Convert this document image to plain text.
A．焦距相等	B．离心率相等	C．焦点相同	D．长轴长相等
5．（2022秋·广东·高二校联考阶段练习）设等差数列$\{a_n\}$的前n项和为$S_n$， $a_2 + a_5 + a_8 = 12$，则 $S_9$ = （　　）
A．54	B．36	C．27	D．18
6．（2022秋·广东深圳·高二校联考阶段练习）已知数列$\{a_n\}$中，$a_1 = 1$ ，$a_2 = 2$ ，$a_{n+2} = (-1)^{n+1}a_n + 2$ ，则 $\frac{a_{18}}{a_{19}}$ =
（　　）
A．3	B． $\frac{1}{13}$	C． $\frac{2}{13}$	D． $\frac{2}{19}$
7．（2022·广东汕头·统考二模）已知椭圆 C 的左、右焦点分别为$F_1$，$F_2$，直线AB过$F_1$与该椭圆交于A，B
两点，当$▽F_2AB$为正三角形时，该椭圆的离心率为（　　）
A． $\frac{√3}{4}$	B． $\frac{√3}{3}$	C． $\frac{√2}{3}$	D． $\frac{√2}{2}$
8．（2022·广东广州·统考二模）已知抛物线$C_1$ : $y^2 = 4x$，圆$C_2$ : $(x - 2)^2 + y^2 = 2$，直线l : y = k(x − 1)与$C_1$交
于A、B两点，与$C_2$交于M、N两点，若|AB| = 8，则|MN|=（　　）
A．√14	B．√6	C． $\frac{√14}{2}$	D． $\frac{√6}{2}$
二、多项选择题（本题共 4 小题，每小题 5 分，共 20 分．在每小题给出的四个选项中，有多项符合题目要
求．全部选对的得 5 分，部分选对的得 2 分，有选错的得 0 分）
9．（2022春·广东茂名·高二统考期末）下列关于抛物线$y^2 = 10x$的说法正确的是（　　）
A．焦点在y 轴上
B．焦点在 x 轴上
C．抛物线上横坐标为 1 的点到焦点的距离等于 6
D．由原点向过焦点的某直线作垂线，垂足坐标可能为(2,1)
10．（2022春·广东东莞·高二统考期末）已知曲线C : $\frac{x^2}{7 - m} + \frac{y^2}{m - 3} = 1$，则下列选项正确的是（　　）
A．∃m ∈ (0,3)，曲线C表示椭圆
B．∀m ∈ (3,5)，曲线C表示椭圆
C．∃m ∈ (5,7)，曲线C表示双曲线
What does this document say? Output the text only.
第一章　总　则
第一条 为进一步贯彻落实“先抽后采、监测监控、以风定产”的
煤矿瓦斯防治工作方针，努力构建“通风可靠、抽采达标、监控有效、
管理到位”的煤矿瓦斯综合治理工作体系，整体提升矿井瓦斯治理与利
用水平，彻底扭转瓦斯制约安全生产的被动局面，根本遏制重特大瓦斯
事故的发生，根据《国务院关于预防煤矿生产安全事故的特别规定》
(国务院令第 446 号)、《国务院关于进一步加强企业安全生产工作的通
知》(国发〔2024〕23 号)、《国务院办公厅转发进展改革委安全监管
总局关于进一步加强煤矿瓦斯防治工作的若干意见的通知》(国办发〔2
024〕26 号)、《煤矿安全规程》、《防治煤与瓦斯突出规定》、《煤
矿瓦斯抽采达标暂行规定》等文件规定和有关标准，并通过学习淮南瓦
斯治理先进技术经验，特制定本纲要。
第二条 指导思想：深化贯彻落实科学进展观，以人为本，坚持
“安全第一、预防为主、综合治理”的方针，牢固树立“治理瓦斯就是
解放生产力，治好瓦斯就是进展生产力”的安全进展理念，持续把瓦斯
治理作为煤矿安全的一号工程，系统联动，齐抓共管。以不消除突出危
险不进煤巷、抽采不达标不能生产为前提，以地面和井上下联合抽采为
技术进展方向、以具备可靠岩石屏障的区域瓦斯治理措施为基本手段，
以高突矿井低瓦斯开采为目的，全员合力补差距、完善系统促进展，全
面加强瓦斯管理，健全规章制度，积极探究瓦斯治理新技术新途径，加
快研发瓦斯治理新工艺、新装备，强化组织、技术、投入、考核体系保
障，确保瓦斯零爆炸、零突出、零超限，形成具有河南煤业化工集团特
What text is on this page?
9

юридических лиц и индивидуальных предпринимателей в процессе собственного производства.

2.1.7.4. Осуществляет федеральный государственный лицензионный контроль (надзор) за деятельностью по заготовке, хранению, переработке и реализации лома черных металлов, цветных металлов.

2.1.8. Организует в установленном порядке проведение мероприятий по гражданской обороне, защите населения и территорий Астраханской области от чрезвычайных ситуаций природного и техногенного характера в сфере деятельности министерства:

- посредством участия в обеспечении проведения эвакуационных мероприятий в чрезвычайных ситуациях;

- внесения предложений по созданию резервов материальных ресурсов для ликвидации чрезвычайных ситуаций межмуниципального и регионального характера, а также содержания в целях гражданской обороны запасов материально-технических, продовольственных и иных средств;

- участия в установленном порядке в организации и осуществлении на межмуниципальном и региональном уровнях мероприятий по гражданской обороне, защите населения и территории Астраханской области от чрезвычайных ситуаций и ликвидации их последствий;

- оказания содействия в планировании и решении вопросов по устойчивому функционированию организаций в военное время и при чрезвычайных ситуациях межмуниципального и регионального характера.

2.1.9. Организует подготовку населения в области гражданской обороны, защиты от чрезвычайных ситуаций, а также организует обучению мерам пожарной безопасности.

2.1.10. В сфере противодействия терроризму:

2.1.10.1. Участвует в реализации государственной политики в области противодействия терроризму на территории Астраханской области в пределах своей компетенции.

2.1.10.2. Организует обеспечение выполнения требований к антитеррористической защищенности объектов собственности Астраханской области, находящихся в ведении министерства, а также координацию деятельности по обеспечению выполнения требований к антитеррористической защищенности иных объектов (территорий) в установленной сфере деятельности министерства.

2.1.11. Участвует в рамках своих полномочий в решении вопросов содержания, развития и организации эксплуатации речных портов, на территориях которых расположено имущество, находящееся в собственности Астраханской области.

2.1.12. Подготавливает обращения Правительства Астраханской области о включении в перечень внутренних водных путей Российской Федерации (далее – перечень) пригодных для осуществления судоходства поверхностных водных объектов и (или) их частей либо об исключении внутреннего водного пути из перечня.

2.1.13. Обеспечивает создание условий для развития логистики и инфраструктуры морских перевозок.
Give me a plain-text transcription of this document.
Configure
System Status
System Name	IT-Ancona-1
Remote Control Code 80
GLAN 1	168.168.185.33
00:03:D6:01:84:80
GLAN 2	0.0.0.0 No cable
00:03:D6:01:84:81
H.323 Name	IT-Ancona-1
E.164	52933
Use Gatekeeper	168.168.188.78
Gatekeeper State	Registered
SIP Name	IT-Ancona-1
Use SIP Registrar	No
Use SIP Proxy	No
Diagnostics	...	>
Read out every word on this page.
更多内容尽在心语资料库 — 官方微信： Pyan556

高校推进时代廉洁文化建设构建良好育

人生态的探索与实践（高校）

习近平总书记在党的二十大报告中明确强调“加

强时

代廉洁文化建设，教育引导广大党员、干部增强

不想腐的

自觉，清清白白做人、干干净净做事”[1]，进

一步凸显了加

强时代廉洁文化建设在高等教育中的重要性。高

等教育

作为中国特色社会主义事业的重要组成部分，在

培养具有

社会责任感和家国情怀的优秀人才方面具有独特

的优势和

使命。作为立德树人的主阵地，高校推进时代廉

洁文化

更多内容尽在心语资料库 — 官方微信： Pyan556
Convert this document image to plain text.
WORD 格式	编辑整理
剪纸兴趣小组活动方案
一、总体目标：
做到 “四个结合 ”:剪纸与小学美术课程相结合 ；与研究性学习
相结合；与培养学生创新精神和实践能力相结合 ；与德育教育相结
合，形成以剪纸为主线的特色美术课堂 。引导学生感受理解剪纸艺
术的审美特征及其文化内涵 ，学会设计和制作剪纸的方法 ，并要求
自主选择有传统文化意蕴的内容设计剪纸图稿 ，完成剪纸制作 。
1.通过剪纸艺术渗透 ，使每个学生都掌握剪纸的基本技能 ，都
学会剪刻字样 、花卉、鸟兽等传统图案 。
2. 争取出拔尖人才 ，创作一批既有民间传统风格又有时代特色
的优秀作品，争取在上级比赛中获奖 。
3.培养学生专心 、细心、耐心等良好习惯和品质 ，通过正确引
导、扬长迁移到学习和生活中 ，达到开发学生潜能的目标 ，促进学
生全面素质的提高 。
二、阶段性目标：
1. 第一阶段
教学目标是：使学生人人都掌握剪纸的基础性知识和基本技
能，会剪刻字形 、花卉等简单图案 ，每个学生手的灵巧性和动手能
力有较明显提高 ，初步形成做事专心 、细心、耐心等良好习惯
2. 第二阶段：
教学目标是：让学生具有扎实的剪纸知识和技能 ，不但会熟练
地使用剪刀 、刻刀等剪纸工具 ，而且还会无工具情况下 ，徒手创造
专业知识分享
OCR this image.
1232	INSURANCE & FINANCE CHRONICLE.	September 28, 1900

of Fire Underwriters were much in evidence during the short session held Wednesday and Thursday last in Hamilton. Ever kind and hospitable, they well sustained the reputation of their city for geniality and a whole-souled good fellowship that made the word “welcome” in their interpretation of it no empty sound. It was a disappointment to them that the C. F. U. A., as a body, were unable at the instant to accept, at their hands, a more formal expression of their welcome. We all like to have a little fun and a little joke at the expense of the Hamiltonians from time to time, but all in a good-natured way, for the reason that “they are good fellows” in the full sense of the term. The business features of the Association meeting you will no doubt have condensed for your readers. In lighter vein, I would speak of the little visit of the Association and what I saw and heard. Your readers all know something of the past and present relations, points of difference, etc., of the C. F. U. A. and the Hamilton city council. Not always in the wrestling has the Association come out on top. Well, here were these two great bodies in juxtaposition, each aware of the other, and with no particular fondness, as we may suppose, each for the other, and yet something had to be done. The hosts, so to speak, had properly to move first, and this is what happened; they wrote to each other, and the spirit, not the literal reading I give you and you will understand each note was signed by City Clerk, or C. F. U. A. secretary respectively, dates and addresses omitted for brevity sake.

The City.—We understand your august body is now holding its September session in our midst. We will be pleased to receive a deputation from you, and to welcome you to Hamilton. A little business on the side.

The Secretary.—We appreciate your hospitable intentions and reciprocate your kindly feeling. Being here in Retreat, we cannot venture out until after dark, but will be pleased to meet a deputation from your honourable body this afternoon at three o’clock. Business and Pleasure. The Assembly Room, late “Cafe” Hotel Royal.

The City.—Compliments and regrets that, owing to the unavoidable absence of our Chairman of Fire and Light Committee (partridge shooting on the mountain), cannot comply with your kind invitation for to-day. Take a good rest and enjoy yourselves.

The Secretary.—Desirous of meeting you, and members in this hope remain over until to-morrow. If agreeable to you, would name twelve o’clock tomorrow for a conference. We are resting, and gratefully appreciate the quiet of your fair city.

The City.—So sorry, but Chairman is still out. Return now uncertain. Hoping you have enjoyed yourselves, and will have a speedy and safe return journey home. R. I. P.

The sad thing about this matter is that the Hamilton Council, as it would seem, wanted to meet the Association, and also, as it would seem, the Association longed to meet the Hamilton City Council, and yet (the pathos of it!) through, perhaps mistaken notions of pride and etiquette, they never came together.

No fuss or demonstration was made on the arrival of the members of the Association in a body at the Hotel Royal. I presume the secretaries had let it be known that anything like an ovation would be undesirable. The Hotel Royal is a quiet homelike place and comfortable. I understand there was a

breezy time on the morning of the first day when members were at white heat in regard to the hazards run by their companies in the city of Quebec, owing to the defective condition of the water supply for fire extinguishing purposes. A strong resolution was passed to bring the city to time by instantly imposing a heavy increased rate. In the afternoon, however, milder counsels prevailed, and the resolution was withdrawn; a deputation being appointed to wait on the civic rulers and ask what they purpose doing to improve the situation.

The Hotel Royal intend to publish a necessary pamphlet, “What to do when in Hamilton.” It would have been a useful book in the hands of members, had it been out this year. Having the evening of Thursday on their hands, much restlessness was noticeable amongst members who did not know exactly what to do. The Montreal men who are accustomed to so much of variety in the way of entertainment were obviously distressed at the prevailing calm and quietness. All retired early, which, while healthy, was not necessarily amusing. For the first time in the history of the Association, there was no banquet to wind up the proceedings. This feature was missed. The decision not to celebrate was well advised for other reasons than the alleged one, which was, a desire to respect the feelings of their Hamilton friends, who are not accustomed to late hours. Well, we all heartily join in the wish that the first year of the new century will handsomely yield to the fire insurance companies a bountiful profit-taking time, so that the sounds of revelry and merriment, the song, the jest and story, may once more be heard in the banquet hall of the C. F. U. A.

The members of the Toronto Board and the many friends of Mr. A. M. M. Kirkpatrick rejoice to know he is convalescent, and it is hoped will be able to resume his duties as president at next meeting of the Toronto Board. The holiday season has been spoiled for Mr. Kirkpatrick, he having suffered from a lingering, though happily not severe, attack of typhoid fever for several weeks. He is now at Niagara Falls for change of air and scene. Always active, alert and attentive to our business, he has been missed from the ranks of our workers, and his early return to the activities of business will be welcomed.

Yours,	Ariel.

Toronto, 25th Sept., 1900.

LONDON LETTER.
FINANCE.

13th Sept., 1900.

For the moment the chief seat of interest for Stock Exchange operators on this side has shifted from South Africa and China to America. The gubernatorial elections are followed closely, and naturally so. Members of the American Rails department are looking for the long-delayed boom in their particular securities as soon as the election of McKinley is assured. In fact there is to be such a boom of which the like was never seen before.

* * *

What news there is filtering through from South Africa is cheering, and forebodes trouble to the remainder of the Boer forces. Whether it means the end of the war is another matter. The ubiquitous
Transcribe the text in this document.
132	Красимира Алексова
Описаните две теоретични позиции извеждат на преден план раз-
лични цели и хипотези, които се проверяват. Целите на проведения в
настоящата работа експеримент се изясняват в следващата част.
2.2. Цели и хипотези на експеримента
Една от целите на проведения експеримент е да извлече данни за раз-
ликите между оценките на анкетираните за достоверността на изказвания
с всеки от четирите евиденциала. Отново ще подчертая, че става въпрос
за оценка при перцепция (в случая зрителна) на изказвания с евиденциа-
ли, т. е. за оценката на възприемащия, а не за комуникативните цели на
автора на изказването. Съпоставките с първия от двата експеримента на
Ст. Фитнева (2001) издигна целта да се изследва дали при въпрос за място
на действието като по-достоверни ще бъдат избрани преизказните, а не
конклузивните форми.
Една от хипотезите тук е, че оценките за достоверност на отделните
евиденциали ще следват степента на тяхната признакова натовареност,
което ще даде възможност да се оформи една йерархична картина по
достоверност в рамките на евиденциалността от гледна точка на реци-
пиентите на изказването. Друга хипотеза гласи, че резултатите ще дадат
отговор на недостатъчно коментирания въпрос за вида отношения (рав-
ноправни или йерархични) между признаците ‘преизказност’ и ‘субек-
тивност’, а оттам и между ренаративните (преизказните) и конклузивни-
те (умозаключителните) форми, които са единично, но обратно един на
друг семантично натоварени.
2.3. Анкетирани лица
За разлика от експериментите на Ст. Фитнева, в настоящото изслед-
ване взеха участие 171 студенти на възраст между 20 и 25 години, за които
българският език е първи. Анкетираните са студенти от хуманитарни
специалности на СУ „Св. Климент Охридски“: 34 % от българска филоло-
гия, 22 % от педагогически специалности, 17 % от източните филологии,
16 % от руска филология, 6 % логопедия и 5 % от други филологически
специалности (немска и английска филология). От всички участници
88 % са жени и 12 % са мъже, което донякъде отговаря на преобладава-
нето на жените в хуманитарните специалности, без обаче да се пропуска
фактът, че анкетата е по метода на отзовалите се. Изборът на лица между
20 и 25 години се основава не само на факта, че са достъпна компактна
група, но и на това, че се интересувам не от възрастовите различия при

**YOUR GOAL**
Your task is to gather every line with the word "GLAN" and copy it.

**FULL ANSWER**
GLAN 1	168.168.185.33
GLAN 2	0.0.0.0 No cable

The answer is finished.